Data records:
══════════
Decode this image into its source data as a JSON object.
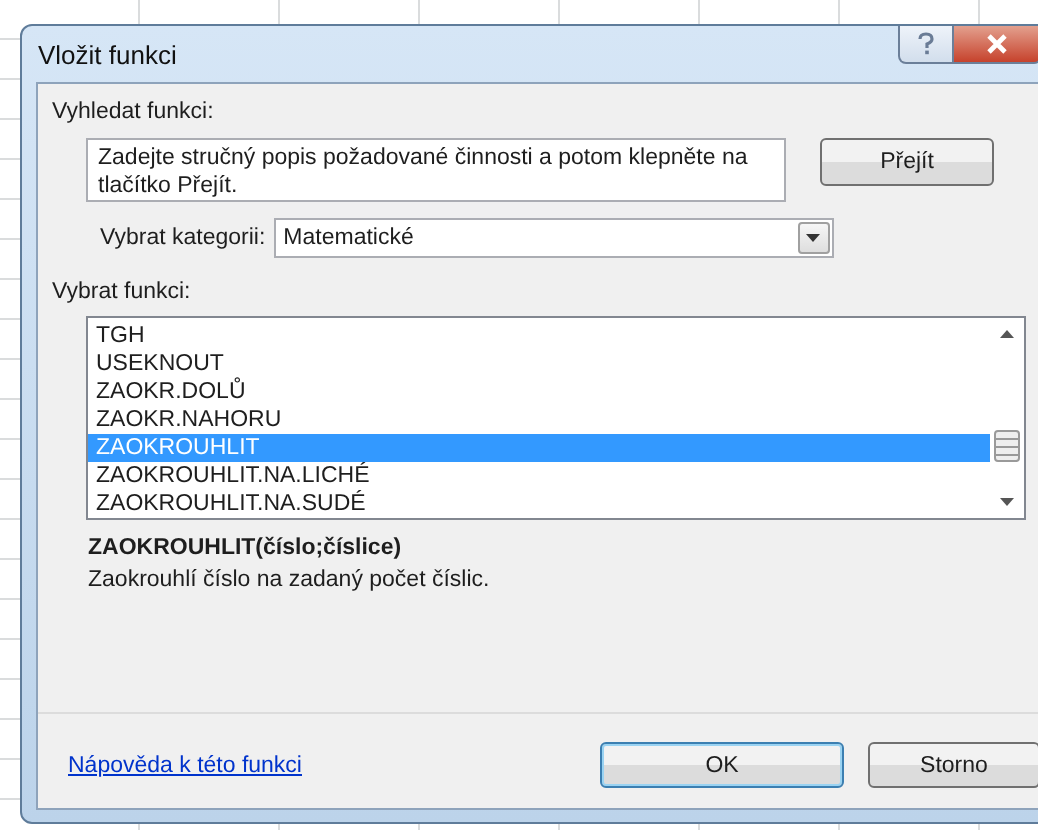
{
  "window": {
    "title": "Vložit funkci"
  },
  "search": {
    "label": "Vyhledat funkci:",
    "value": "Zadejte stručný popis požadované činnosti a potom klepněte na tlačítko Přejít.",
    "button": "Přejít"
  },
  "category": {
    "label": "Vybrat kategorii:",
    "value": "Matematické"
  },
  "functions": {
    "label": "Vybrat funkci:",
    "items": [
      {
        "name": "TGH",
        "selected": false
      },
      {
        "name": "USEKNOUT",
        "selected": false
      },
      {
        "name": "ZAOKR.DOLŮ",
        "selected": false
      },
      {
        "name": "ZAOKR.NAHORU",
        "selected": false
      },
      {
        "name": "ZAOKROUHLIT",
        "selected": true
      },
      {
        "name": "ZAOKROUHLIT.NA.LICHÉ",
        "selected": false
      },
      {
        "name": "ZAOKROUHLIT.NA.SUDÉ",
        "selected": false
      }
    ]
  },
  "signature": "ZAOKROUHLIT(číslo;číslice)",
  "description": "Zaokrouhlí číslo na zadaný počet číslic.",
  "help_link": "Nápověda k této funkci",
  "buttons": [
    {
      "label": "OK",
      "kind": "default"
    },
    {
      "label": "Storno",
      "kind": "normal"
    }
  ]
}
══════════
Find the string "číslo" in the entries above and return each line that holds it.

  "signature": "ZAOKROUHLIT(číslo;číslice)",
  "description": "Zaokrouhlí číslo na zadaný počet číslic.",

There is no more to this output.